**Problem to solve**
Leave out the pictures and transcribe everything else exactly.

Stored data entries
↓↓↓

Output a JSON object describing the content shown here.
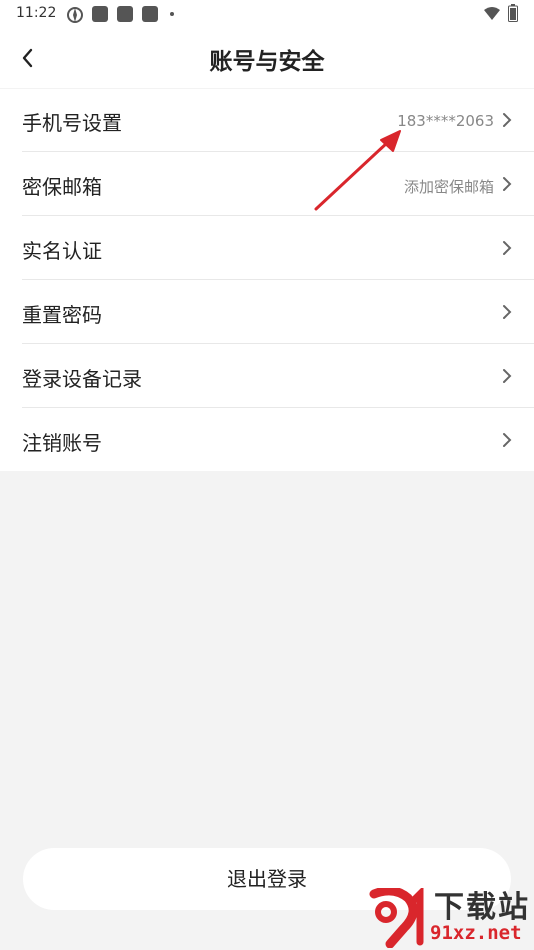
{
  "status_bar": {
    "time": "11:22"
  },
  "header": {
    "title": "账号与安全"
  },
  "menu": {
    "items": [
      {
        "label": "手机号设置",
        "value": "183****2063"
      },
      {
        "label": "密保邮箱",
        "value": "添加密保邮箱"
      },
      {
        "label": "实名认证",
        "value": ""
      },
      {
        "label": "重置密码",
        "value": ""
      },
      {
        "label": "登录设备记录",
        "value": ""
      },
      {
        "label": "注销账号",
        "value": ""
      }
    ]
  },
  "logout": {
    "label": "退出登录"
  },
  "watermark": {
    "line1": "下载站",
    "line2": "91xz.net"
  },
  "colors": {
    "annotation_arrow": "#d9262c",
    "background": "#f3f3f3"
  },
  "icons": [
    "back-arrow-icon",
    "chevron-right-icon",
    "wifi-icon",
    "battery-icon",
    "pinwheel-icon"
  ]
}
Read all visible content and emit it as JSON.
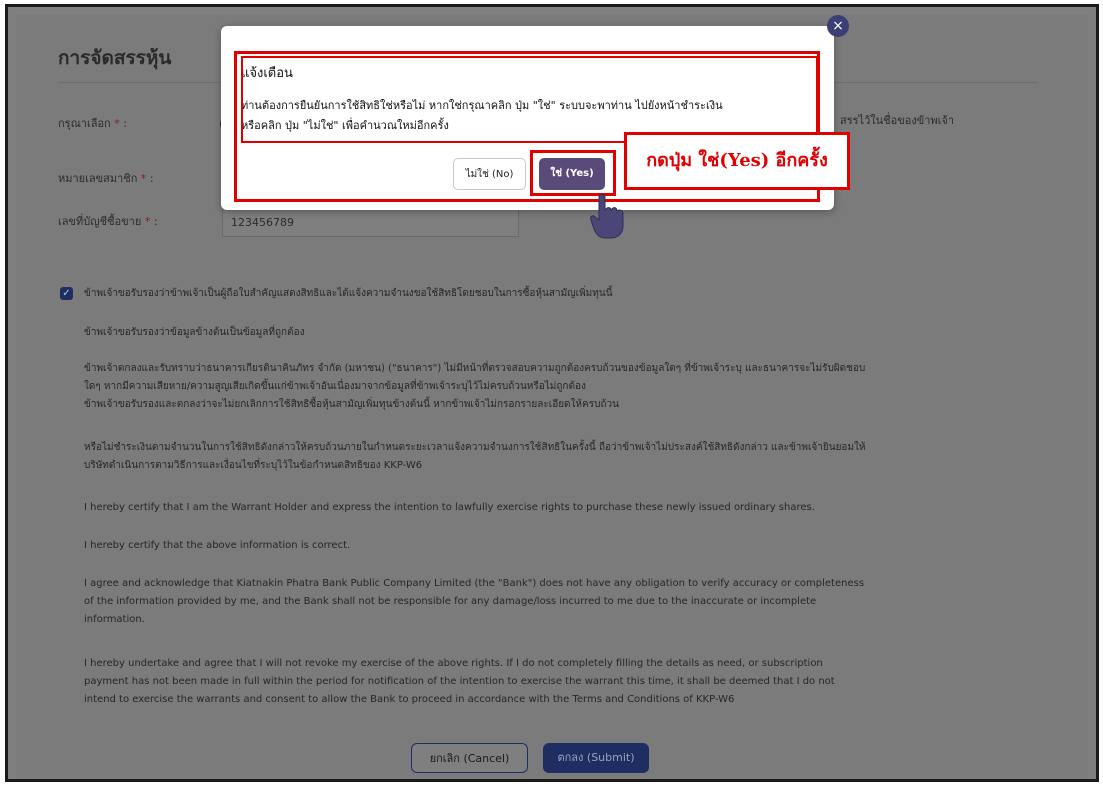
{
  "page": {
    "title": "การจัดสรรหุ้น",
    "choose_label": "กรุณาเลือก",
    "required_mark": "*",
    "colon": ":",
    "choose_option_partial": "สรรไว้ในชื่อของข้าพเจ้า",
    "member_label": "หมายเลขสมาชิก",
    "account_label": "เลขที่บัญชีซื้อขาย",
    "account_value": "123456789"
  },
  "declarations": {
    "checkbox_text": "ข้าพเจ้าขอรับรองว่าข้าพเจ้าเป็นผู้ถือใบสำคัญแสดงสิทธิและได้แจ้งความจำนงขอใช้สิทธิโดยชอบในการซื้อหุ้นสามัญเพิ่มทุนนี้",
    "th_p1": "ข้าพเจ้าขอรับรองว่าข้อมูลข้างต้นเป็นข้อมูลที่ถูกต้อง",
    "th_p2_l1": "ข้าพเจ้าตกลงและรับทราบว่าธนาคารเกียรตินาคินภัทร จำกัด (มหาชน) (\"ธนาคาร\") ไม่มีหน้าที่ตรวจสอบความถูกต้องครบถ้วนของข้อมูลใดๆ ที่ข้าพเจ้าระบุ และธนาคารจะไม่รับผิดชอบ",
    "th_p2_l2": "ใดๆ หากมีความเสียหาย/ความสูญเสียเกิดขึ้นแก่ข้าพเจ้าอันเนื่องมาจากข้อมูลที่ข้าพเจ้าระบุไว้ไม่ครบถ้วนหรือไม่ถูกต้อง",
    "th_p2_l3": "ข้าพเจ้าขอรับรองและตกลงว่าจะไม่ยกเลิกการใช้สิทธิซื้อหุ้นสามัญเพิ่มทุนข้างต้นนี้ หากข้าพเจ้าไม่กรอกรายละเอียดให้ครบถ้วน",
    "th_p3_l1": "หรือไม่ชำระเงินตามจำนวนในการใช้สิทธิดังกล่าวให้ครบถ้วนภายในกำหนดระยะเวลาแจ้งความจำนงการใช้สิทธิในครั้งนี้ ถือว่าข้าพเจ้าไม่ประสงค์ใช้สิทธิดังกล่าว และข้าพเจ้ายินยอมให้",
    "th_p3_l2": "บริษัทดำเนินการตามวิธีการและเงื่อนไขที่ระบุไว้ในข้อกำหนดสิทธิของ KKP-W6",
    "en_p1": "I hereby certify that I am the Warrant Holder and express the intention to lawfully exercise rights to purchase these newly issued ordinary shares.",
    "en_p2": "I hereby certify that the above information is correct.",
    "en_p3_l1": "I agree and acknowledge that Kiatnakin Phatra Bank Public Company Limited (the \"Bank\") does not have any obligation to verify accuracy or completeness",
    "en_p3_l2": "of the information provided by me, and the Bank shall not be responsible for any damage/loss incurred to me due to the inaccurate or incomplete",
    "en_p3_l3": "information.",
    "en_p4_l1": "I hereby undertake and agree that I will not revoke my exercise of the above rights. If I do not completely filling the details as need, or subscription",
    "en_p4_l2": "payment has not been made in full within the period for notification of the intention to exercise the warrant this time, it shall be deemed that I do not",
    "en_p4_l3": "intend to exercise the warrants and consent to allow the Bank to proceed in accordance with the Terms and Conditions of KKP-W6"
  },
  "actions": {
    "cancel_label": "ยกเลิก (Cancel)",
    "submit_label": "ตกลง (Submit)"
  },
  "modal": {
    "close_glyph": "×",
    "title": "แจ้งเตือน",
    "message_l1": "ท่านต้องการยืนยันการใช้สิทธิใช่หรือไม่ หากใช่กรุณาคลิก ปุ่ม \"ใช่\" ระบบจะพาท่าน ไปยังหน้าชำระเงิน",
    "message_l2": "หรือคลิก ปุ่ม \"ไม่ใช่\" เพื่อคำนวณใหม่อีกครั้ง",
    "no_label": "ไม่ใช่ (No)",
    "yes_label": "ใช่ (Yes)"
  },
  "annotation": {
    "callout_text": "กดปุ่ม ใช่(Yes) อีกครั้ง",
    "highlight_color": "#e00000"
  },
  "colors": {
    "primary": "#1e2e62",
    "yes_button": "#5a4a7a",
    "overlay": "#7b7b7b"
  }
}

↑↑↑

**The reply**
Output a JSON object describing the content shown here.
{
  "status_bar": {
    "time": "11:22"
  },
  "header": {
    "title": "账号与安全"
  },
  "menu": {
    "items": [
      {
        "label": "手机号设置",
        "value": "183****2063"
      },
      {
        "label": "密保邮箱",
        "value": "添加密保邮箱"
      },
      {
        "label": "实名认证",
        "value": ""
      },
      {
        "label": "重置密码",
        "value": ""
      },
      {
        "label": "登录设备记录",
        "value": ""
      },
      {
        "label": "注销账号",
        "value": ""
      }
    ]
  },
  "logout": {
    "label": "退出登录"
  },
  "watermark": {
    "line1": "下载站",
    "line2": "91xz.net"
  },
  "colors": {
    "annotation_arrow": "#d9262c",
    "background": "#f3f3f3"
  },
  "icons": [
    "back-arrow-icon",
    "chevron-right-icon",
    "wifi-icon",
    "battery-icon",
    "pinwheel-icon"
  ]
}
Read all visible content and emit it as JSON.
{
  "page": {
    "title": "การจัดสรรหุ้น",
    "choose_label": "กรุณาเลือก",
    "required_mark": "*",
    "colon": ":",
    "choose_option_partial": "สรรไว้ในชื่อของข้าพเจ้า",
    "member_label": "หมายเลขสมาชิก",
    "account_label": "เลขที่บัญชีซื้อขาย",
    "account_value": "123456789"
  },
  "declarations": {
    "checkbox_text": "ข้าพเจ้าขอรับรองว่าข้าพเจ้าเป็นผู้ถือใบสำคัญแสดงสิทธิและได้แจ้งความจำนงขอใช้สิทธิโดยชอบในการซื้อหุ้นสามัญเพิ่มทุนนี้",
    "th_p1": "ข้าพเจ้าขอรับรองว่าข้อมูลข้างต้นเป็นข้อมูลที่ถูกต้อง",
    "th_p2_l1": "ข้าพเจ้าตกลงและรับทราบว่าธนาคารเกียรตินาคินภัทร จำกัด (มหาชน) (\"ธนาคาร\") ไม่มีหน้าที่ตรวจสอบความถูกต้องครบถ้วนของข้อมูลใดๆ ที่ข้าพเจ้าระบุ และธนาคารจะไม่รับผิดชอบ",
    "th_p2_l2": "ใดๆ หากมีความเสียหาย/ความสูญเสียเกิดขึ้นแก่ข้าพเจ้าอันเนื่องมาจากข้อมูลที่ข้าพเจ้าระบุไว้ไม่ครบถ้วนหรือไม่ถูกต้อง",
    "th_p2_l3": "ข้าพเจ้าขอรับรองและตกลงว่าจะไม่ยกเลิกการใช้สิทธิซื้อหุ้นสามัญเพิ่มทุนข้างต้นนี้ หากข้าพเจ้าไม่กรอกรายละเอียดให้ครบถ้วน",
    "th_p3_l1": "หรือไม่ชำระเงินตามจำนวนในการใช้สิทธิดังกล่าวให้ครบถ้วนภายในกำหนดระยะเวลาแจ้งความจำนงการใช้สิทธิในครั้งนี้ ถือว่าข้าพเจ้าไม่ประสงค์ใช้สิทธิดังกล่าว และข้าพเจ้ายินยอมให้",
    "th_p3_l2": "บริษัทดำเนินการตามวิธีการและเงื่อนไขที่ระบุไว้ในข้อกำหนดสิทธิของ KKP-W6",
    "en_p1": "I hereby certify that I am the Warrant Holder and express the intention to lawfully exercise rights to purchase these newly issued ordinary shares.",
    "en_p2": "I hereby certify that the above information is correct.",
    "en_p3_l1": "I agree and acknowledge that Kiatnakin Phatra Bank Public Company Limited (the \"Bank\") does not have any obligation to verify accuracy or completeness",
    "en_p3_l2": "of the information provided by me, and the Bank shall not be responsible for any damage/loss incurred to me due to the inaccurate or incomplete",
    "en_p3_l3": "information.",
    "en_p4_l1": "I hereby undertake and agree that I will not revoke my exercise of the above rights. If I do not completely filling the details as need, or subscription",
    "en_p4_l2": "payment has not been made in full within the period for notification of the intention to exercise the warrant this time, it shall be deemed that I do not",
    "en_p4_l3": "intend to exercise the warrants and consent to allow the Bank to proceed in accordance with the Terms and Conditions of KKP-W6"
  },
  "actions": {
    "cancel_label": "ยกเลิก (Cancel)",
    "submit_label": "ตกลง (Submit)"
  },
  "modal": {
    "close_glyph": "×",
    "title": "แจ้งเตือน",
    "message_l1": "ท่านต้องการยืนยันการใช้สิทธิใช่หรือไม่ หากใช่กรุณาคลิก ปุ่ม \"ใช่\" ระบบจะพาท่าน ไปยังหน้าชำระเงิน",
    "message_l2": "หรือคลิก ปุ่ม \"ไม่ใช่\" เพื่อคำนวณใหม่อีกครั้ง",
    "no_label": "ไม่ใช่ (No)",
    "yes_label": "ใช่ (Yes)"
  },
  "annotation": {
    "callout_text": "กดปุ่ม ใช่(Yes) อีกครั้ง",
    "highlight_color": "#e00000"
  },
  "colors": {
    "primary": "#1e2e62",
    "yes_button": "#5a4a7a",
    "overlay": "#7b7b7b"
  }
}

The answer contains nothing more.